▶ _GIVEN TASK_:
Gather all lines with "Scheduled" from the records.

▶ _DATA FOR PROCESSING_:
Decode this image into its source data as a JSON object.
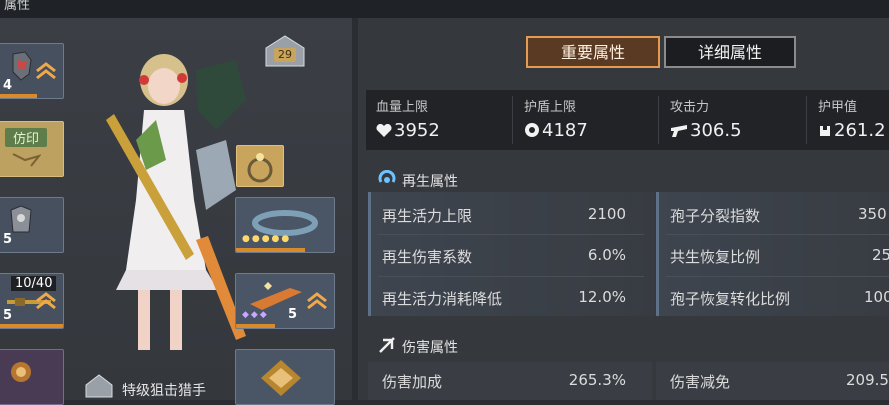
{
  "topbar": {
    "title": "属性",
    "center": "",
    "right": ""
  },
  "left": {
    "house_level": "29",
    "left_slots": [
      {
        "level": "4"
      },
      {
        "tag": "仿印"
      },
      {
        "level": "5"
      },
      {
        "count": "10/40",
        "level": "5"
      },
      {
        "level": ""
      }
    ],
    "right_slots": [
      {
        "level": ""
      },
      {
        "level": "5"
      },
      {
        "level": ""
      }
    ],
    "class_name": "特级狙击猎手"
  },
  "tabs": [
    {
      "label": "重要属性",
      "active": true
    },
    {
      "label": "详细属性",
      "active": false
    }
  ],
  "top_stats": [
    {
      "label": "血量上限",
      "icon": "heart-icon",
      "value": "3952"
    },
    {
      "label": "护盾上限",
      "icon": "shield-icon",
      "value": "4187"
    },
    {
      "label": "攻击力",
      "icon": "gun-icon",
      "value": "306.5"
    },
    {
      "label": "护甲值",
      "icon": "armor-icon",
      "value": "261.2"
    }
  ],
  "regen": {
    "title": "再生属性",
    "left_rows": [
      {
        "label": "再生活力上限",
        "value": "2100"
      },
      {
        "label": "再生伤害系数",
        "value": "6.0%"
      },
      {
        "label": "再生活力消耗降低",
        "value": "12.0%"
      }
    ],
    "right_rows": [
      {
        "label": "孢子分裂指数",
        "value": "350"
      },
      {
        "label": "共生恢复比例",
        "value": "25"
      },
      {
        "label": "孢子恢复转化比例",
        "value": "100"
      }
    ]
  },
  "damage": {
    "title": "伤害属性",
    "left_rows": [
      {
        "label": "伤害加成",
        "value": "265.3%"
      }
    ],
    "right_rows": [
      {
        "label": "伤害减免",
        "value": "209.5"
      }
    ]
  },
  "colors": {
    "accent": "#e59a52",
    "panel": "#35383d",
    "statbar": "#212327"
  }
}
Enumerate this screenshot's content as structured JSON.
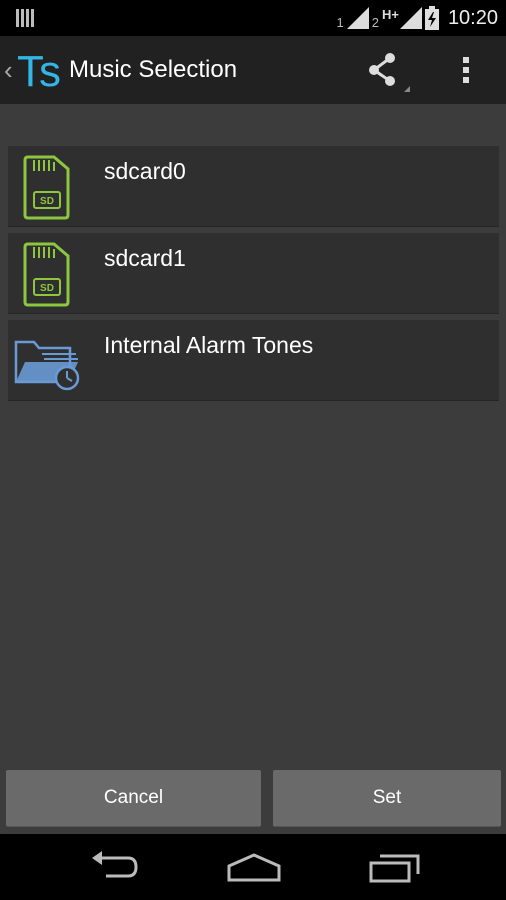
{
  "status_bar": {
    "sim1_label": "1",
    "sim2_label": "2",
    "network_type": "H+",
    "time": "10:20",
    "icons": [
      "notification-icon",
      "signal-icon",
      "signal-icon",
      "battery-charging-icon"
    ]
  },
  "action_bar": {
    "title": "Music Selection",
    "logo_text": "Ts",
    "icons": [
      "back-caret-icon",
      "share-icon",
      "overflow-menu-icon"
    ]
  },
  "file_list": [
    {
      "label": "sdcard0",
      "icon": "sd-card-icon",
      "icon_text": "SD"
    },
    {
      "label": "sdcard1",
      "icon": "sd-card-icon",
      "icon_text": "SD"
    },
    {
      "label": "Internal Alarm Tones",
      "icon": "alarm-folder-icon"
    }
  ],
  "buttons": {
    "cancel_label": "Cancel",
    "set_label": "Set"
  },
  "nav_bar": {
    "icons": [
      "back-icon",
      "home-icon",
      "recent-apps-icon"
    ]
  },
  "colors": {
    "background": "#3c3c3c",
    "action_bar": "#212121",
    "list_item": "#2f2f2f",
    "button": "#6a6a6a",
    "sd_green": "#8dc63f",
    "folder_blue": "#6a9ad6",
    "logo_blue": "#33b5e5"
  }
}
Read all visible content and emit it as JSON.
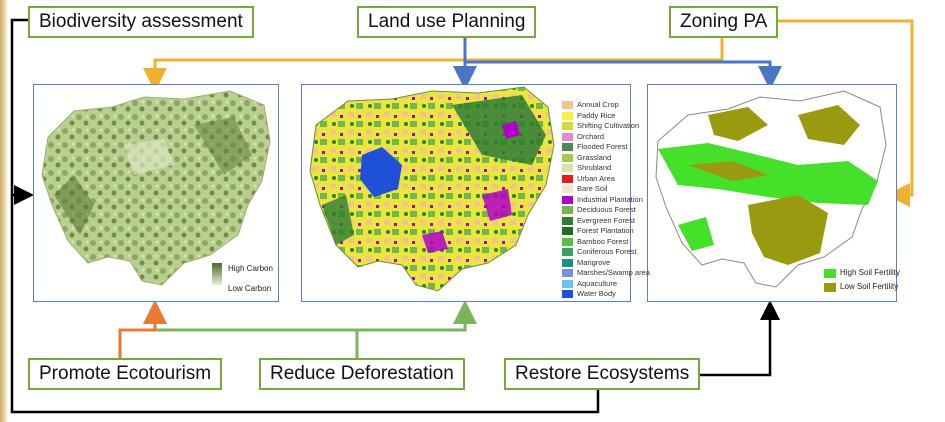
{
  "labels": {
    "biodiversity": "Biodiversity assessment",
    "land_use": "Land use Planning",
    "zoning": "Zoning PA",
    "ecotourism": "Promote Ecotourism",
    "deforestation": "Reduce Deforestation",
    "restore": "Restore Ecosystems"
  },
  "carbon_legend": {
    "high": "High Carbon",
    "low": "Low Carbon"
  },
  "landuse_legend": [
    {
      "label": "Annual Crop",
      "color": "#f5c18c"
    },
    {
      "label": "Paddy Rice",
      "color": "#f7f03a"
    },
    {
      "label": "Shifting Cultivation",
      "color": "#d9d63a"
    },
    {
      "label": "Orchard",
      "color": "#e08ad0"
    },
    {
      "label": "Flooded Forest",
      "color": "#4e8a50"
    },
    {
      "label": "Grassland",
      "color": "#a8c84a"
    },
    {
      "label": "Shrubland",
      "color": "#d6e8a0"
    },
    {
      "label": "Urban Area",
      "color": "#e41a1c"
    },
    {
      "label": "Bare Soil",
      "color": "#f2e6d0"
    },
    {
      "label": "Industrial Plantation",
      "color": "#b000c8"
    },
    {
      "label": "Deciduous Forest",
      "color": "#74b64c"
    },
    {
      "label": "Evergreen Forest",
      "color": "#2e7d32"
    },
    {
      "label": "Forest Plantation",
      "color": "#1f6e24"
    },
    {
      "label": "Bamboo Forest",
      "color": "#58c040"
    },
    {
      "label": "Coniferous Forest",
      "color": "#3aa060"
    },
    {
      "label": "Mangrove",
      "color": "#1a9080"
    },
    {
      "label": "Marshes/Swamp area",
      "color": "#7a8ee6"
    },
    {
      "label": "Aquaculture",
      "color": "#6ec2f2"
    },
    {
      "label": "Water Body",
      "color": "#1e50d8"
    }
  ],
  "soil_legend": [
    {
      "label": "High Soil Fertility",
      "color": "#44e02a"
    },
    {
      "label": "Low Soil Fertility",
      "color": "#9a9a10"
    }
  ],
  "colors": {
    "box_border": "#77a83a",
    "panel_border": "#5b7fc5",
    "arrow_orange": "#f0b030",
    "arrow_blue": "#4a76c8",
    "arrow_green": "#7ab55c",
    "arrow_red_orange": "#e87a35",
    "arrow_black": "#000000"
  }
}
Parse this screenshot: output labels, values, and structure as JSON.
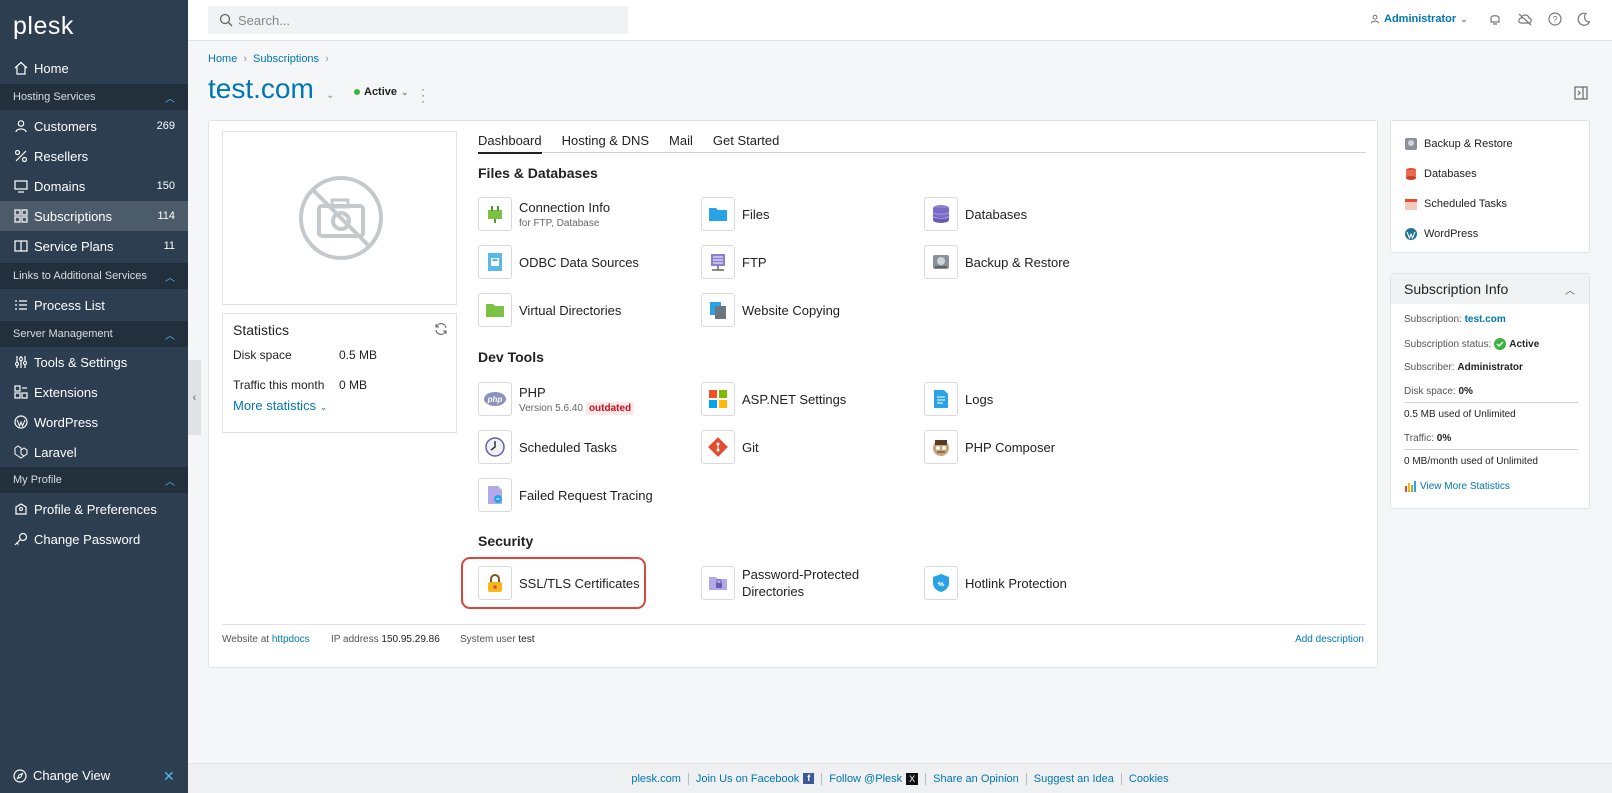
{
  "app": {
    "logo": "plesk"
  },
  "sidebar": {
    "items": [
      {
        "label": "Home",
        "icon": "home-icon"
      },
      {
        "label": "Customers",
        "count": "269",
        "icon": "user-icon"
      },
      {
        "label": "Resellers",
        "icon": "percent-icon"
      },
      {
        "label": "Domains",
        "count": "150",
        "icon": "monitor-icon"
      },
      {
        "label": "Subscriptions",
        "count": "114",
        "icon": "grid-icon",
        "active": true
      },
      {
        "label": "Service Plans",
        "count": "11",
        "icon": "book-icon"
      },
      {
        "label": "Process List",
        "icon": "list-icon"
      },
      {
        "label": "Tools & Settings",
        "icon": "sliders-icon"
      },
      {
        "label": "Extensions",
        "icon": "puzzle-icon"
      },
      {
        "label": "WordPress",
        "icon": "wordpress-icon"
      },
      {
        "label": "Laravel",
        "icon": "laravel-icon"
      },
      {
        "label": "Profile & Preferences",
        "icon": "profile-icon"
      },
      {
        "label": "Change Password",
        "icon": "key-icon"
      }
    ],
    "sections": [
      "Hosting Services",
      "Links to Additional Services",
      "Server Management",
      "My Profile"
    ],
    "change_view": "Change View"
  },
  "topbar": {
    "search_placeholder": "Search...",
    "user": "Administrator"
  },
  "breadcrumb": [
    "Home",
    "Subscriptions"
  ],
  "page": {
    "title": "test.com",
    "status": "Active"
  },
  "tabs": [
    "Dashboard",
    "Hosting & DNS",
    "Mail",
    "Get Started"
  ],
  "statistics": {
    "title": "Statistics",
    "disk_label": "Disk space",
    "disk_value": "0.5 MB",
    "traffic_label": "Traffic this month",
    "traffic_value": "0 MB",
    "more": "More statistics"
  },
  "sections": {
    "files": "Files & Databases",
    "dev": "Dev Tools",
    "security": "Security"
  },
  "tools": {
    "connection_info": "Connection Info",
    "connection_sub": "for FTP, Database",
    "files": "Files",
    "databases": "Databases",
    "odbc": "ODBC Data Sources",
    "ftp": "FTP",
    "backup": "Backup & Restore",
    "virtual_dirs": "Virtual Directories",
    "website_copying": "Website Copying",
    "php": "PHP",
    "php_version": "Version 5.6.40",
    "php_badge": "outdated",
    "aspnet": "ASP.NET Settings",
    "logs": "Logs",
    "scheduled": "Scheduled Tasks",
    "git": "Git",
    "composer": "PHP Composer",
    "failed_tracing": "Failed Request Tracing",
    "ssl": "SSL/TLS Certificates",
    "pwd_dirs_1": "Password-Protected",
    "pwd_dirs_2": "Directories",
    "hotlink": "Hotlink Protection"
  },
  "card_footer": {
    "website_label": "Website at",
    "website_value": "httpdocs",
    "ip_label": "IP address",
    "ip_value": "150.95.29.86",
    "sysuser_label": "System user",
    "sysuser_value": "test",
    "add_description": "Add description"
  },
  "right_panel": {
    "links": [
      "Backup & Restore",
      "Databases",
      "Scheduled Tasks",
      "WordPress"
    ],
    "info_title": "Subscription Info",
    "subscription_label": "Subscription:",
    "subscription_value": "test.com",
    "status_label": "Subscription status:",
    "status_value": "Active",
    "subscriber_label": "Subscriber:",
    "subscriber_value": "Administrator",
    "disk_label": "Disk space:",
    "disk_value": "0%",
    "disk_detail": "0.5 MB used of Unlimited",
    "traffic_label": "Traffic:",
    "traffic_value": "0%",
    "traffic_detail": "0 MB/month used of Unlimited",
    "view_more": "View More Statistics"
  },
  "footer": {
    "links": [
      "plesk.com",
      "Join Us on Facebook",
      "Follow @Plesk",
      "Share an Opinion",
      "Suggest an Idea",
      "Cookies"
    ]
  }
}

▶ _CORRECT ANSWER_:
    "scheduled": "Scheduled Tasks",
      "Scheduled Tasks",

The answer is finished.